● **The task**
Extract and list every line that contains the word "ENGINEERING".

[START OF Exercise material]

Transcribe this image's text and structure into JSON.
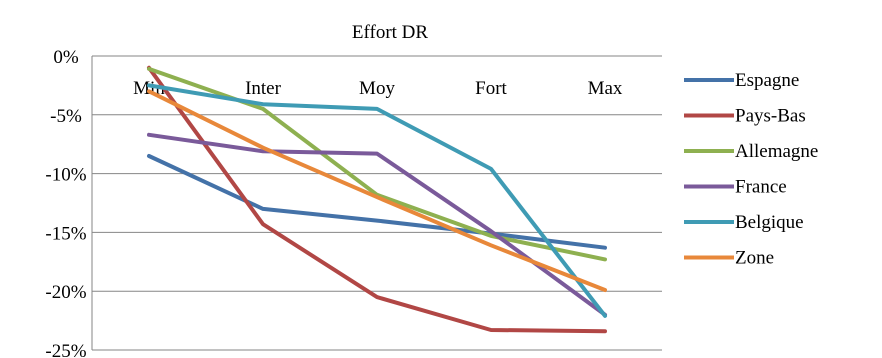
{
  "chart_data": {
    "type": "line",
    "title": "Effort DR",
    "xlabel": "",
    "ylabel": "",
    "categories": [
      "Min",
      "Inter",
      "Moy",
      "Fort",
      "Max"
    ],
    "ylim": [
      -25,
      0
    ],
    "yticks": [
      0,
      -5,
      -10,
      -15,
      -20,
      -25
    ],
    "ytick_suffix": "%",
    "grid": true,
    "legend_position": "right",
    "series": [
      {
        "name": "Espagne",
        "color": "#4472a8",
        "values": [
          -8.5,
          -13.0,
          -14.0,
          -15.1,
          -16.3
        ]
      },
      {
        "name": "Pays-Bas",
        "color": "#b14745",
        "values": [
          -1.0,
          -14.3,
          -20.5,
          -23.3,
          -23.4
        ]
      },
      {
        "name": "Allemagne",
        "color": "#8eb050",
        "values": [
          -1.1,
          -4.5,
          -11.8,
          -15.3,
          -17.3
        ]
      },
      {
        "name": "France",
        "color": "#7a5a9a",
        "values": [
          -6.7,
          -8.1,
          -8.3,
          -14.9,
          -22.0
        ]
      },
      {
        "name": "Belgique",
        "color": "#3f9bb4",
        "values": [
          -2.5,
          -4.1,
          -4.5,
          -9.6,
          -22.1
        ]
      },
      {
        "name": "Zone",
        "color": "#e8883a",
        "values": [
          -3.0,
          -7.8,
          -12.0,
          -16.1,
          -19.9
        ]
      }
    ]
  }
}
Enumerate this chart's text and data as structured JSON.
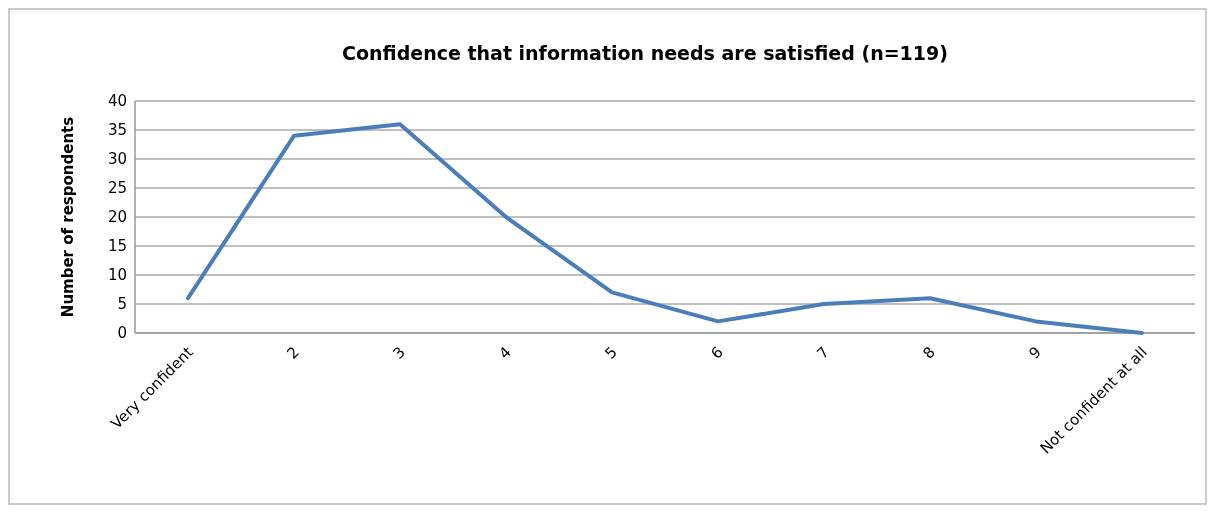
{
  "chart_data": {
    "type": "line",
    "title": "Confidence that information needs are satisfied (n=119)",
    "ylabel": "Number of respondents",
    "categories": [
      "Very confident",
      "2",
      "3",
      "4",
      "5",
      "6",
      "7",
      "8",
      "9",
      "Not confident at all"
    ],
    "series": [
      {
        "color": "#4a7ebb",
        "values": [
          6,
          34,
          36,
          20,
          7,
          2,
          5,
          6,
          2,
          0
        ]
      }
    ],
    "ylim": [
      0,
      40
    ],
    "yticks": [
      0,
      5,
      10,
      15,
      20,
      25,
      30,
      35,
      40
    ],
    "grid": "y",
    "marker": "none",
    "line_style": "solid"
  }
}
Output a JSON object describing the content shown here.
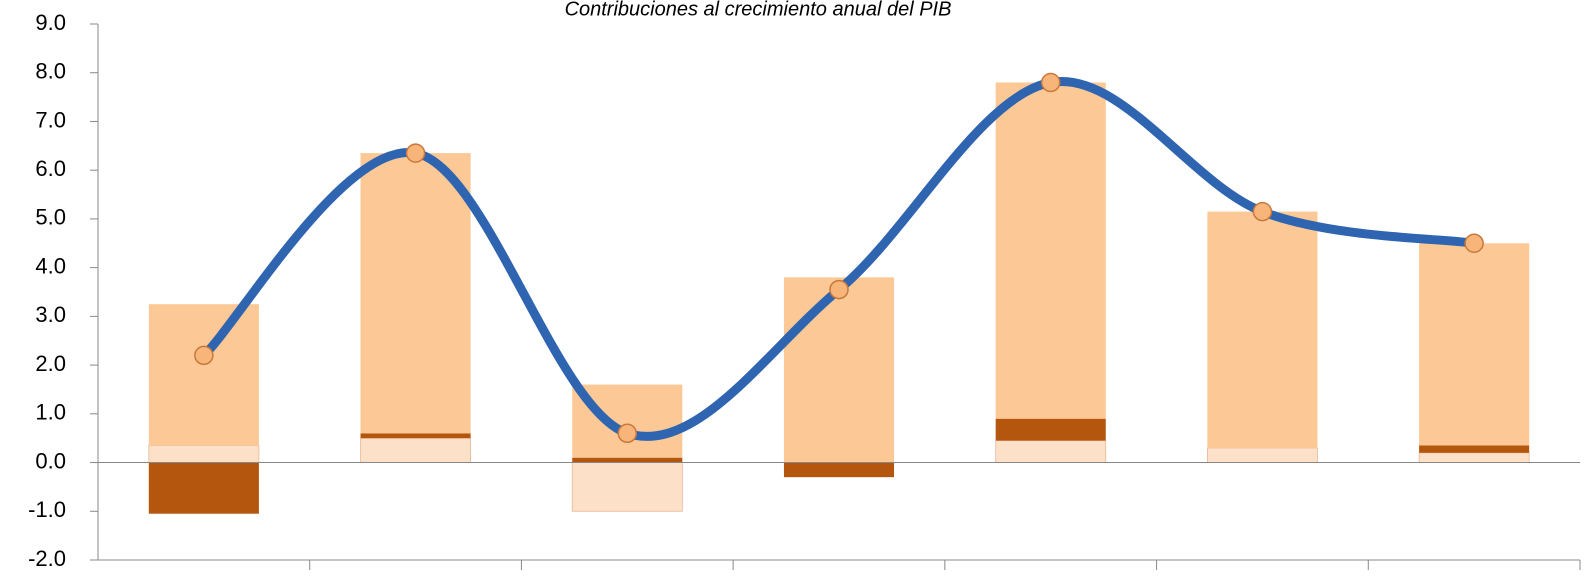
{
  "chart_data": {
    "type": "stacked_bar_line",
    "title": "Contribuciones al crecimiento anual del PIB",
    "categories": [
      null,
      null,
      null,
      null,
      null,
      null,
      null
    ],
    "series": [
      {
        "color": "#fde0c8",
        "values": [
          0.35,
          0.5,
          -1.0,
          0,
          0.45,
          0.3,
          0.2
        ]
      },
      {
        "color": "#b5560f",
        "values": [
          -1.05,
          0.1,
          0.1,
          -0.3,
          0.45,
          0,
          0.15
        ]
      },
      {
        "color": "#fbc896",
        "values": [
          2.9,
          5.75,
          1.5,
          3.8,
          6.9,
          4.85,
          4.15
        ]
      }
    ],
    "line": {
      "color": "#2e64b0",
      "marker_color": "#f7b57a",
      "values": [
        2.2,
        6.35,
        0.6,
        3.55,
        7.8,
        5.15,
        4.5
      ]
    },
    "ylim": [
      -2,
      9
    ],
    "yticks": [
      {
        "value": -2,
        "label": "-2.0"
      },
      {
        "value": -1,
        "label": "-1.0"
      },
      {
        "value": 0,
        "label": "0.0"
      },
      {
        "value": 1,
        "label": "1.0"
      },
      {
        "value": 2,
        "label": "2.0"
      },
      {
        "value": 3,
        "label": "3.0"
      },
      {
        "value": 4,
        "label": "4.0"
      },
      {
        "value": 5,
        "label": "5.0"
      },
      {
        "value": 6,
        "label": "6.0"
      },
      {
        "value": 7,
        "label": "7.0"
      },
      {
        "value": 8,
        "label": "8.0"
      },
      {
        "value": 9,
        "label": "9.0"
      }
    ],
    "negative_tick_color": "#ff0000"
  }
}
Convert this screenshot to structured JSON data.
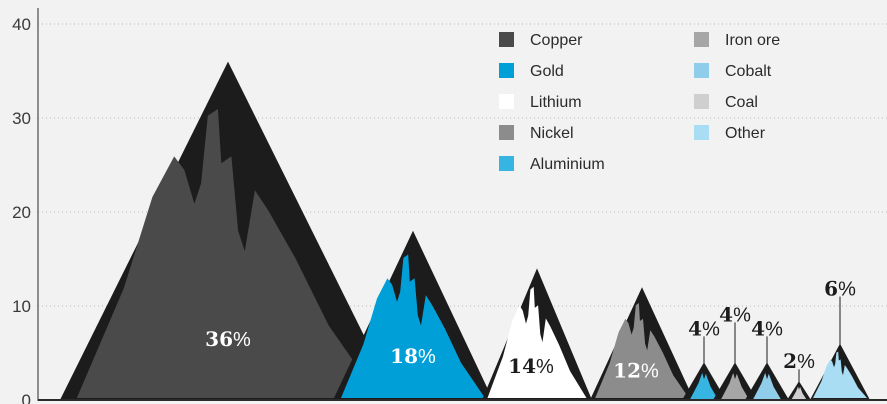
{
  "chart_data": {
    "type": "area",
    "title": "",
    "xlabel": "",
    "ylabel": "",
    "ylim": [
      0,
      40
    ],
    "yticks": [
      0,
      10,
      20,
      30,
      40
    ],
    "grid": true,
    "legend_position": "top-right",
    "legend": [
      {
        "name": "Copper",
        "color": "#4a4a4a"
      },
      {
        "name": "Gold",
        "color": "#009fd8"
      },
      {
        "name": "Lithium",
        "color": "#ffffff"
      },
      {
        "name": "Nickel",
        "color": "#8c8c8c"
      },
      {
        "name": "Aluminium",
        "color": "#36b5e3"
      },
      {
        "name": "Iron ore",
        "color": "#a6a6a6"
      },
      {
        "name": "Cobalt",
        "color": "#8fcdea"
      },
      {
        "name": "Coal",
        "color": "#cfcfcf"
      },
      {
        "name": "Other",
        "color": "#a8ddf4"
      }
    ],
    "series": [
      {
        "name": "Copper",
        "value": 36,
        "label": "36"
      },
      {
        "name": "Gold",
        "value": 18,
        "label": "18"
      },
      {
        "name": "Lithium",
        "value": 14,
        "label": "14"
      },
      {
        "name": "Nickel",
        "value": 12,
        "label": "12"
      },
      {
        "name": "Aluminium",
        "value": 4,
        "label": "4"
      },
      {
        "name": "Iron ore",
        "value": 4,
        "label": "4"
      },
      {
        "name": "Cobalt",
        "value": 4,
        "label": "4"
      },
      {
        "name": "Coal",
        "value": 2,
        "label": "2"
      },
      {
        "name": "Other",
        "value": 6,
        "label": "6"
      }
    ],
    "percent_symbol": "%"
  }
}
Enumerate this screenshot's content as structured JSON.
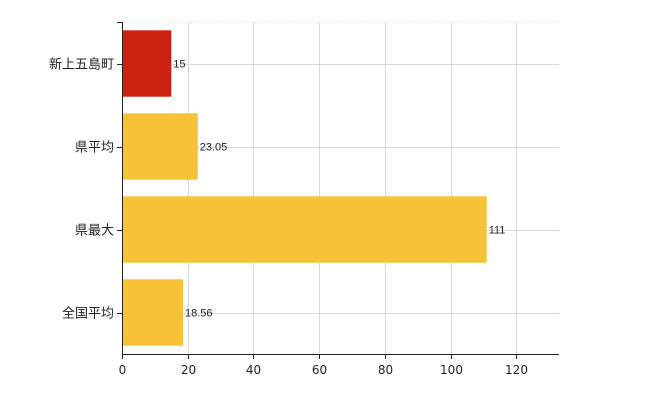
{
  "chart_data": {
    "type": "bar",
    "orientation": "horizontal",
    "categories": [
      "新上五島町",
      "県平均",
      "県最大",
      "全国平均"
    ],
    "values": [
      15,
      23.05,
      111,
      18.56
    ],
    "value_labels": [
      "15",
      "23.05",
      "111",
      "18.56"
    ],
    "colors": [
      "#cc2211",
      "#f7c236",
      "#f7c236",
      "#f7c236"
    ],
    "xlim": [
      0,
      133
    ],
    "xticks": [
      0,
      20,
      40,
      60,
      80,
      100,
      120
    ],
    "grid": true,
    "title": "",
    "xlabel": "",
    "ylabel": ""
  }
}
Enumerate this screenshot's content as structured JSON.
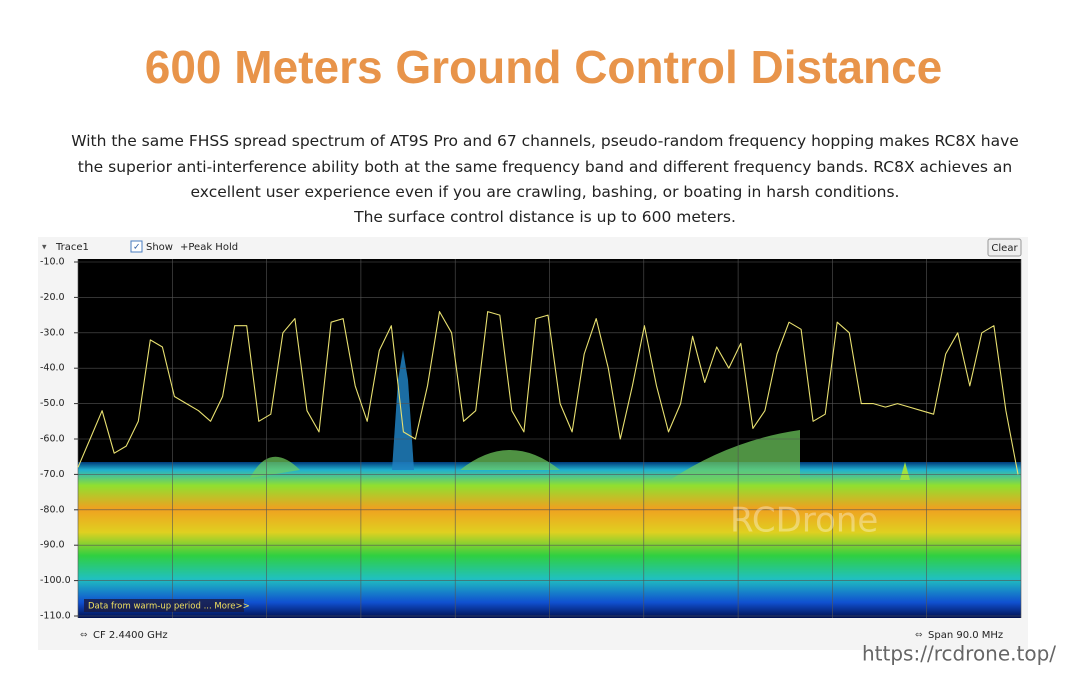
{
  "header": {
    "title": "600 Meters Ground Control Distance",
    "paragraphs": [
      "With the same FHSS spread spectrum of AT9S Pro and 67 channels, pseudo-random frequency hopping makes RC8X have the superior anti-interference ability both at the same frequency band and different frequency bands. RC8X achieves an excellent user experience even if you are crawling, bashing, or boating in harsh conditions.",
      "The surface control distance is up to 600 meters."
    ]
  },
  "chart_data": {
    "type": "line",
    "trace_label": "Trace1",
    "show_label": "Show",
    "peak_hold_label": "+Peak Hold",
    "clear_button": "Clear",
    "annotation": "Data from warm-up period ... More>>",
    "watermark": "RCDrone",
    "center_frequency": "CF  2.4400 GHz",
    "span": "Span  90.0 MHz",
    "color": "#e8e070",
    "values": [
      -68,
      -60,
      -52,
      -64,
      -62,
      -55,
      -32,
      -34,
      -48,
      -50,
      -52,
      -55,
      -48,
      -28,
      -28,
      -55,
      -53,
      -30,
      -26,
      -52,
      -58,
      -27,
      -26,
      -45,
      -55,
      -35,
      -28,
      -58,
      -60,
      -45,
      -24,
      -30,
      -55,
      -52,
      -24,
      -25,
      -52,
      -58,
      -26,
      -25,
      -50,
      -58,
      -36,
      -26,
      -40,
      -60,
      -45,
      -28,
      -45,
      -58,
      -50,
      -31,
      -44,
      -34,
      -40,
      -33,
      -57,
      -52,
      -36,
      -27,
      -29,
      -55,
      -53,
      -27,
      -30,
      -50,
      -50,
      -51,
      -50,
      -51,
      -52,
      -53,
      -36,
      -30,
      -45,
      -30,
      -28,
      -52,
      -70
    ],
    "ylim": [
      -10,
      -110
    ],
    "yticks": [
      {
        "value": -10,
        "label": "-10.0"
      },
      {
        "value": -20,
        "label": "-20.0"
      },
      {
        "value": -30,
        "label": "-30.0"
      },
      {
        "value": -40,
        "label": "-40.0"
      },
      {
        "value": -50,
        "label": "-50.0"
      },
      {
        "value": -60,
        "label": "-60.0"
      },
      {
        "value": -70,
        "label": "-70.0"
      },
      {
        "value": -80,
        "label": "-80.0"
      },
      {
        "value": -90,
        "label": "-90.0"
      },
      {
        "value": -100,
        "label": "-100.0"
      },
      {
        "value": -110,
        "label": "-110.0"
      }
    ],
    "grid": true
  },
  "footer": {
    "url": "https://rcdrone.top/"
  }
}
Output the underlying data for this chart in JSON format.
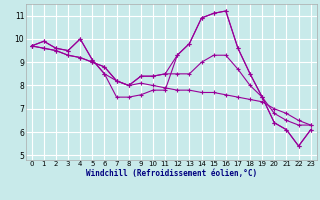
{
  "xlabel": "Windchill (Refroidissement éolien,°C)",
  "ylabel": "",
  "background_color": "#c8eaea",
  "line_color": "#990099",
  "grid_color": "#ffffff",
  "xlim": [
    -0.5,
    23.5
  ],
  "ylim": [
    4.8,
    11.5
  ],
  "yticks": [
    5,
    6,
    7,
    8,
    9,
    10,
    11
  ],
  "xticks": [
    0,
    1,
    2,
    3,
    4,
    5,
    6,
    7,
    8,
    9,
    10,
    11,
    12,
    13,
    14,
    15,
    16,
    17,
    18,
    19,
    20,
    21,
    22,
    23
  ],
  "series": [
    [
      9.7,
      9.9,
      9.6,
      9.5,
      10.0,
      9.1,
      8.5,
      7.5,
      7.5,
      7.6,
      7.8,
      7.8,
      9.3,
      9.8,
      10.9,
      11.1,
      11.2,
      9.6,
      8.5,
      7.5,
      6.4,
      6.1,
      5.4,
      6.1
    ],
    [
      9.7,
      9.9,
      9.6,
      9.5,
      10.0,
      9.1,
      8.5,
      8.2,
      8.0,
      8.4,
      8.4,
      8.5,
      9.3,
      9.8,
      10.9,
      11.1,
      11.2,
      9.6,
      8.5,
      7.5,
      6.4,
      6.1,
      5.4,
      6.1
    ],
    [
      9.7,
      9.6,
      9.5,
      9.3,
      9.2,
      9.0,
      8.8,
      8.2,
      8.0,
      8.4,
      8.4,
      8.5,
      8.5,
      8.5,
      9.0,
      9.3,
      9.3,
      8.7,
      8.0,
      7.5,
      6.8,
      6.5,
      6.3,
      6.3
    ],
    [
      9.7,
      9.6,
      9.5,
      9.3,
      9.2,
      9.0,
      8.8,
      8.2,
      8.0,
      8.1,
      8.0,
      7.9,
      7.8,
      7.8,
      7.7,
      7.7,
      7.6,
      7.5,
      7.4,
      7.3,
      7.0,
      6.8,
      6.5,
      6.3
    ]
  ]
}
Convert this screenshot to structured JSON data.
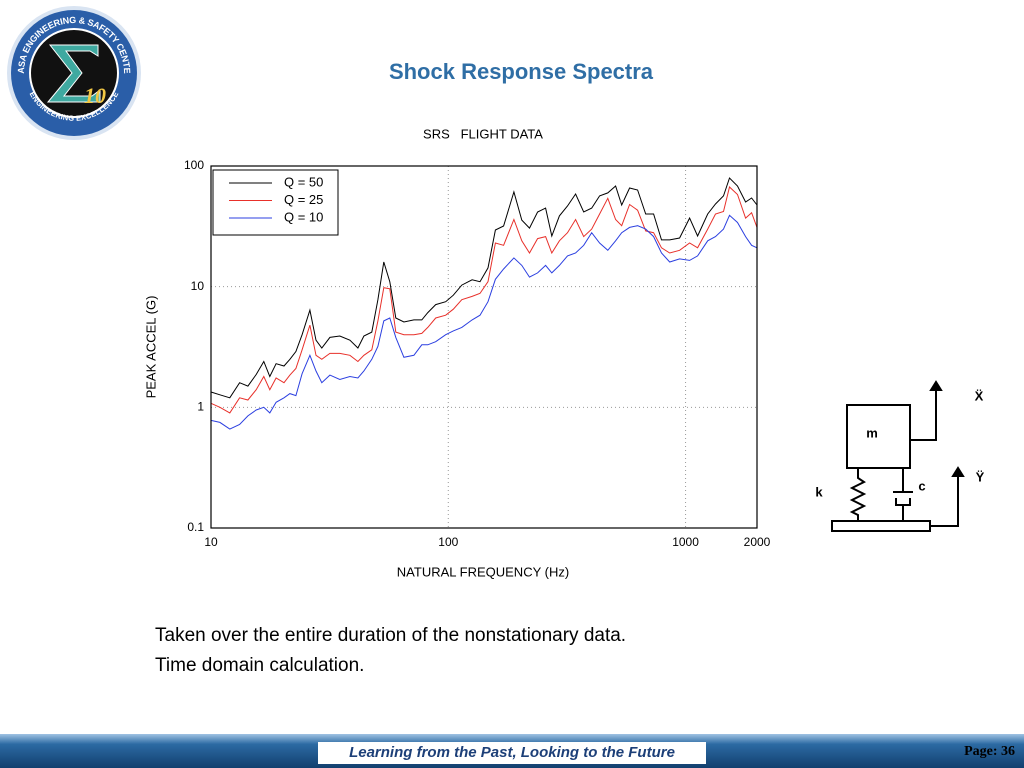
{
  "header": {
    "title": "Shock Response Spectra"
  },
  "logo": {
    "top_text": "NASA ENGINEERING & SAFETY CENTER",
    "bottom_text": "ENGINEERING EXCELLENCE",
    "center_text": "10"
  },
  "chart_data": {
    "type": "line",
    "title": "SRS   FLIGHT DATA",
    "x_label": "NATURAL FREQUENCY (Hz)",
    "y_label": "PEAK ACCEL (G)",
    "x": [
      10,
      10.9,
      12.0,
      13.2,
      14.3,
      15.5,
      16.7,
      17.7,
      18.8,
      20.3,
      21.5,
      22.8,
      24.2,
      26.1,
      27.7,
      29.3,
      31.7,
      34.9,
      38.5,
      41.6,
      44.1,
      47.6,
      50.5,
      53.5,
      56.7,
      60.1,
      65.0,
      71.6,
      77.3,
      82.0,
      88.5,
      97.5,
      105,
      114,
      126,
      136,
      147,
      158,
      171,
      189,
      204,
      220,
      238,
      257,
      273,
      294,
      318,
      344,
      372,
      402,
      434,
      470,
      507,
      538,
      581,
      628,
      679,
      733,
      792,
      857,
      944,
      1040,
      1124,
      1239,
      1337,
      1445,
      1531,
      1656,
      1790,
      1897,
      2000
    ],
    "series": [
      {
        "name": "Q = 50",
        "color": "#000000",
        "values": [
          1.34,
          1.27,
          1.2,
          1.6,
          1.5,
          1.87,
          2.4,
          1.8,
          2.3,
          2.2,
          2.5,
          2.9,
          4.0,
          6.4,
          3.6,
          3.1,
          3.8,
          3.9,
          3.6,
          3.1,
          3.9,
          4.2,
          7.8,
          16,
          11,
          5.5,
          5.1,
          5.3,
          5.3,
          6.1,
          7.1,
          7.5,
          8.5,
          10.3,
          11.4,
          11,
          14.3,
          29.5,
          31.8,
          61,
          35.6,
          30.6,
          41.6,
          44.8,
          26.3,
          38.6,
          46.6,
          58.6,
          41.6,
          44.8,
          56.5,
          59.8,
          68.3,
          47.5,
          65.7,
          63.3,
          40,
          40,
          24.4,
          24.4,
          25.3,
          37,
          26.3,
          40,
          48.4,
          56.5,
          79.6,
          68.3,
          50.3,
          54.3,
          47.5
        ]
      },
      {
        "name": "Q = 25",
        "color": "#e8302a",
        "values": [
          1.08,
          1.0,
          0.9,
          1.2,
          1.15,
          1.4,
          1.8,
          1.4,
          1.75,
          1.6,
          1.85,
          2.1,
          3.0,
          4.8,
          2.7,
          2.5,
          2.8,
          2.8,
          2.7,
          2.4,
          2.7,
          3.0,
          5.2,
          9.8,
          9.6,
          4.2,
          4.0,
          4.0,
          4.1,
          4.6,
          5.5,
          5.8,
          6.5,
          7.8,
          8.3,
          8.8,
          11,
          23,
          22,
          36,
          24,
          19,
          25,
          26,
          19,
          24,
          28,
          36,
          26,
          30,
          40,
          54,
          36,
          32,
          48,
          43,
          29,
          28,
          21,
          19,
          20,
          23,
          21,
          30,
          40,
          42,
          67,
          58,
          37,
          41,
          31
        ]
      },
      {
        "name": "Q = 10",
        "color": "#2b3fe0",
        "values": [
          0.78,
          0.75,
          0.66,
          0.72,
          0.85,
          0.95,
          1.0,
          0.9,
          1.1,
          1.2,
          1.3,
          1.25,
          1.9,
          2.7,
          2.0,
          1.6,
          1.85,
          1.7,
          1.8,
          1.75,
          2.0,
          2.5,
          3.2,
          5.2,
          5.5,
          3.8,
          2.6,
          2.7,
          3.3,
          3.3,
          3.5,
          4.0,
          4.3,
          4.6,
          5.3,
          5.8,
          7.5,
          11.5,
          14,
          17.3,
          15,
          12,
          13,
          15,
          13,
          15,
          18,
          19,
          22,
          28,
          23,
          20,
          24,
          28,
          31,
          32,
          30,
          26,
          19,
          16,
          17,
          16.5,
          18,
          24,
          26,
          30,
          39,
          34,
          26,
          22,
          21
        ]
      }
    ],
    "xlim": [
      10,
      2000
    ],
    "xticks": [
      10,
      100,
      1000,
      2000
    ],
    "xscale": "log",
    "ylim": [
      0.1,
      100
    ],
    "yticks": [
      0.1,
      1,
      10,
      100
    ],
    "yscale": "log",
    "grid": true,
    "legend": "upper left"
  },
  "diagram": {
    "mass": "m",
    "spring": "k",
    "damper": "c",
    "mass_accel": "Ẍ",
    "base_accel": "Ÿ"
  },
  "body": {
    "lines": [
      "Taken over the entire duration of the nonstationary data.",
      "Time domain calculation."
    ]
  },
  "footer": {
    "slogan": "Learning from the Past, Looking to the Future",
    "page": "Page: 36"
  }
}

[END OF Exercise material]

● **Solution below**
    "top_text": "NASA ENGINEERING & SAFETY CENTER",
    "bottom_text": "ENGINEERING EXCELLENCE",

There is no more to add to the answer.